Among the records below, find each line that includes the string "this" and copy it.

**ENTRIES SUPPLIED:**
= = = = = = =

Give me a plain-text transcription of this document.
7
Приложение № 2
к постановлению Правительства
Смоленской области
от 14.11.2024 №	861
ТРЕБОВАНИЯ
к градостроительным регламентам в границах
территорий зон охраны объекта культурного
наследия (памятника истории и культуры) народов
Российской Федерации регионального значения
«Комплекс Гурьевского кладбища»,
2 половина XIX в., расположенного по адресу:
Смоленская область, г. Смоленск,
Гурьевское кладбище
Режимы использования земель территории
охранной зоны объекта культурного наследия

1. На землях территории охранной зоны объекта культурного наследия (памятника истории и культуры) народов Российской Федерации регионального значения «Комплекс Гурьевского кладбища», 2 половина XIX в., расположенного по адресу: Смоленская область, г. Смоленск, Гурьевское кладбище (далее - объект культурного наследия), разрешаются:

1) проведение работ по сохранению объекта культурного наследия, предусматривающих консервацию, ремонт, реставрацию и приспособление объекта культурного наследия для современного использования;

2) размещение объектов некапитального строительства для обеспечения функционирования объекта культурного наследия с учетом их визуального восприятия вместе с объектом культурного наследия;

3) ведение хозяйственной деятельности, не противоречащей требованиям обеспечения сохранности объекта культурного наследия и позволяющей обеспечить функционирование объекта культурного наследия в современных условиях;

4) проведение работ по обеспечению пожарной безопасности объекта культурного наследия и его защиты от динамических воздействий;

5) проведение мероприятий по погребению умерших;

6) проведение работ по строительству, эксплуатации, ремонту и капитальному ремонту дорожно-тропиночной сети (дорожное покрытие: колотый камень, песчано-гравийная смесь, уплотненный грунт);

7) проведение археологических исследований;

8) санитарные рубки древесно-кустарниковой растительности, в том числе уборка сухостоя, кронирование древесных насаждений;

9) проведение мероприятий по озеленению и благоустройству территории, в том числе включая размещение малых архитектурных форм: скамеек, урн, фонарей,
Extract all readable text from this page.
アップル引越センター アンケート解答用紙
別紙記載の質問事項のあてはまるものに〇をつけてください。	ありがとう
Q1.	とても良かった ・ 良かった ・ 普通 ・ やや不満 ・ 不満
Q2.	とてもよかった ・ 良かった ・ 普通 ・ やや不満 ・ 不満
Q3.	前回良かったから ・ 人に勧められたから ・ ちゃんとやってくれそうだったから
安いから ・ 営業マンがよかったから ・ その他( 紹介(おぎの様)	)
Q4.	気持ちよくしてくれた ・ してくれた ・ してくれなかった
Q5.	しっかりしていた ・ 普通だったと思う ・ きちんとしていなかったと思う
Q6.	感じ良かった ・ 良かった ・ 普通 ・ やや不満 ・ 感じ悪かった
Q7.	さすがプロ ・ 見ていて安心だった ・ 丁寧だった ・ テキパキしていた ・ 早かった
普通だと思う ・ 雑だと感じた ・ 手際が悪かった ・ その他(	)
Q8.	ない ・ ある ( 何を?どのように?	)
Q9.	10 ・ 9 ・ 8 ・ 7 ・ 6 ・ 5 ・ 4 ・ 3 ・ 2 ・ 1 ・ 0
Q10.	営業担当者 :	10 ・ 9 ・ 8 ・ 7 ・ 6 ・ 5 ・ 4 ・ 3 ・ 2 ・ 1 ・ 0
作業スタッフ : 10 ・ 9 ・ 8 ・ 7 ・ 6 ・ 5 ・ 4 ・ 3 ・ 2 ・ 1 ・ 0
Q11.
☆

= = = = = = =

**CORRECT OUTPUT:**
Give me a plain-text transcription of this document.
Extract all readable text from this page.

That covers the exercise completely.